Part of a data file:
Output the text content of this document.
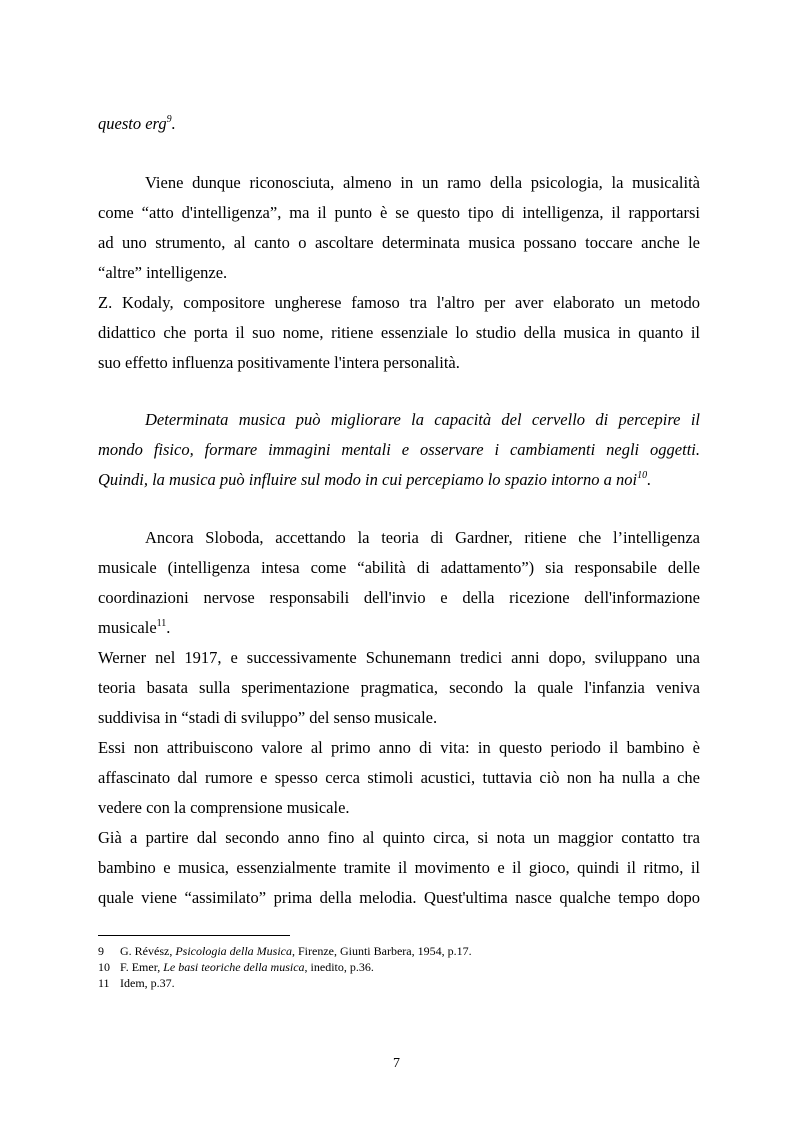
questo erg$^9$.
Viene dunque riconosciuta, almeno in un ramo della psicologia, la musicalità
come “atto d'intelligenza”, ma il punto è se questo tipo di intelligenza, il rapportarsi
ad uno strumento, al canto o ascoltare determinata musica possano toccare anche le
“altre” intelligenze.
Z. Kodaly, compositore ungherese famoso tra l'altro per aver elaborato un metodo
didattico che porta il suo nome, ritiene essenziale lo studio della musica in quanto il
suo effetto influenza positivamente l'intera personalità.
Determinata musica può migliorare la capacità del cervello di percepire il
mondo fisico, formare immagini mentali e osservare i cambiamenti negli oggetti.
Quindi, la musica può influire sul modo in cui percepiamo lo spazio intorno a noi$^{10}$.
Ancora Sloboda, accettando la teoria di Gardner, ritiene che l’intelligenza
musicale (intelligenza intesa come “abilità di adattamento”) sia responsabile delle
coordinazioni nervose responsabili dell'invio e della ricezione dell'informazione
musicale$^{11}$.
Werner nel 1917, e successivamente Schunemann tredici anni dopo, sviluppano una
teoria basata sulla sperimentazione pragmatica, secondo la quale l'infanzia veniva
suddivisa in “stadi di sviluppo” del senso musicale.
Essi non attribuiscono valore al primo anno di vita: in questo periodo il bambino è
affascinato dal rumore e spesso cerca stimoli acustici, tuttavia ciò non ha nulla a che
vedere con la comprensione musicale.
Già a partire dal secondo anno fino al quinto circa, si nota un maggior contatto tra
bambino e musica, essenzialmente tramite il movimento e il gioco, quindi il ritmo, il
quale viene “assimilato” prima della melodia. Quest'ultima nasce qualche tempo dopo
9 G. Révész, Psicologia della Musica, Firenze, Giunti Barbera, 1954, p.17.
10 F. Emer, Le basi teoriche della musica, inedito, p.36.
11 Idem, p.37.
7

### TASK DESCRIPTION
Copy every entry exactly as written. Pictures are excluded.

### EXERCISE RESPONSE
Output the text content of this document.
questo erg$^9$.
Viene dunque riconosciuta, almeno in un ramo della psicologia, la musicalità
come “atto d'intelligenza”, ma il punto è se questo tipo di intelligenza, il rapportarsi
ad uno strumento, al canto o ascoltare determinata musica possano toccare anche le
“altre” intelligenze.
Z. Kodaly, compositore ungherese famoso tra l'altro per aver elaborato un metodo
didattico che porta il suo nome, ritiene essenziale lo studio della musica in quanto il
suo effetto influenza positivamente l'intera personalità.
Determinata musica può migliorare la capacità del cervello di percepire il
mondo fisico, formare immagini mentali e osservare i cambiamenti negli oggetti.
Quindi, la musica può influire sul modo in cui percepiamo lo spazio intorno a noi$^{10}$.
Ancora Sloboda, accettando la teoria di Gardner, ritiene che l’intelligenza
musicale (intelligenza intesa come “abilità di adattamento”) sia responsabile delle
coordinazioni nervose responsabili dell'invio e della ricezione dell'informazione
musicale$^{11}$.
Werner nel 1917, e successivamente Schunemann tredici anni dopo, sviluppano una
teoria basata sulla sperimentazione pragmatica, secondo la quale l'infanzia veniva
suddivisa in “stadi di sviluppo” del senso musicale.
Essi non attribuiscono valore al primo anno di vita: in questo periodo il bambino è
affascinato dal rumore e spesso cerca stimoli acustici, tuttavia ciò non ha nulla a che
vedere con la comprensione musicale.
Già a partire dal secondo anno fino al quinto circa, si nota un maggior contatto tra
bambino e musica, essenzialmente tramite il movimento e il gioco, quindi il ritmo, il
quale viene “assimilato” prima della melodia. Quest'ultima nasce qualche tempo dopo
9 G. Révész, Psicologia della Musica, Firenze, Giunti Barbera, 1954, p.17.
10 F. Emer, Le basi teoriche della musica, inedito, p.36.
11 Idem, p.37.
7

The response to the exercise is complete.